Exercise description: Look through the data below. Show each line where the string "Price" occurs.

Data lines:
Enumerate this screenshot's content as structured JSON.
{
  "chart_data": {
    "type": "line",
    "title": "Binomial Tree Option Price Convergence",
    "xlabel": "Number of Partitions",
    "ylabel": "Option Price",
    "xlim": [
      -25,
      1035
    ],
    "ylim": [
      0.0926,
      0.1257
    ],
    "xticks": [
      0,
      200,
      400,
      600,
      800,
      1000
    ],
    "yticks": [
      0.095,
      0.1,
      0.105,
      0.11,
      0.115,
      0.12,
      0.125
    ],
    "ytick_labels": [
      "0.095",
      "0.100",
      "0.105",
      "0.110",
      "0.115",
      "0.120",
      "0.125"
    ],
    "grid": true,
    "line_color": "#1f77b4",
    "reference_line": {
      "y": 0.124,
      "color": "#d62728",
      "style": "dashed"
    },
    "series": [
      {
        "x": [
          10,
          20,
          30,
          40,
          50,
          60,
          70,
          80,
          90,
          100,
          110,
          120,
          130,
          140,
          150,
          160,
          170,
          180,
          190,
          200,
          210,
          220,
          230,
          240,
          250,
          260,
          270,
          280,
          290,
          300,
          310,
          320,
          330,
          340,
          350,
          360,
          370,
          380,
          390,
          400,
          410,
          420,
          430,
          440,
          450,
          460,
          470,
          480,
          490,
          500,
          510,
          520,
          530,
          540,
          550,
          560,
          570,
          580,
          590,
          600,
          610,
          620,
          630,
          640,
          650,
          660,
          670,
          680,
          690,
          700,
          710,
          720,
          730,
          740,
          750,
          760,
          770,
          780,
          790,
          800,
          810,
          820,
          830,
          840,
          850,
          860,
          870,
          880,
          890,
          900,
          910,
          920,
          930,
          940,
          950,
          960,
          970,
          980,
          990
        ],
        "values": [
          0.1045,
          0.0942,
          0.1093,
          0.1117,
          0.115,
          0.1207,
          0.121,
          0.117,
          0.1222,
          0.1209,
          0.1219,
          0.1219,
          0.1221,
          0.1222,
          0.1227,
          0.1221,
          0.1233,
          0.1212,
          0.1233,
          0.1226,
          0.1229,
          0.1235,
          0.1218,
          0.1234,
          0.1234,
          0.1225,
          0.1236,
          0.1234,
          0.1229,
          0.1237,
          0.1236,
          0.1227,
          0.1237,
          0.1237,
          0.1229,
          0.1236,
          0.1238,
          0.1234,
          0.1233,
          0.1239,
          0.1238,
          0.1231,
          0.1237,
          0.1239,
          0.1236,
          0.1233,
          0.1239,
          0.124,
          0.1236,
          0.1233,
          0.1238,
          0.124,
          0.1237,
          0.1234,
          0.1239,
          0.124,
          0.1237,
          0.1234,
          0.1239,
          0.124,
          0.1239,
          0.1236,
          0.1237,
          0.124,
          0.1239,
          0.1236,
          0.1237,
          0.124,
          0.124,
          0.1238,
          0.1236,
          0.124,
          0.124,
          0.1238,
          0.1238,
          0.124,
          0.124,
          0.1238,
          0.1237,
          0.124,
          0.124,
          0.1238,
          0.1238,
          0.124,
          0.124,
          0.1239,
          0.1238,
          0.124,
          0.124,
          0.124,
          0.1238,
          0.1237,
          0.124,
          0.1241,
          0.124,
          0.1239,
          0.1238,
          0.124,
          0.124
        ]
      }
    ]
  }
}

Answer to this task:
    "title": "Binomial Tree Option Price Convergence",
    "ylabel": "Option Price",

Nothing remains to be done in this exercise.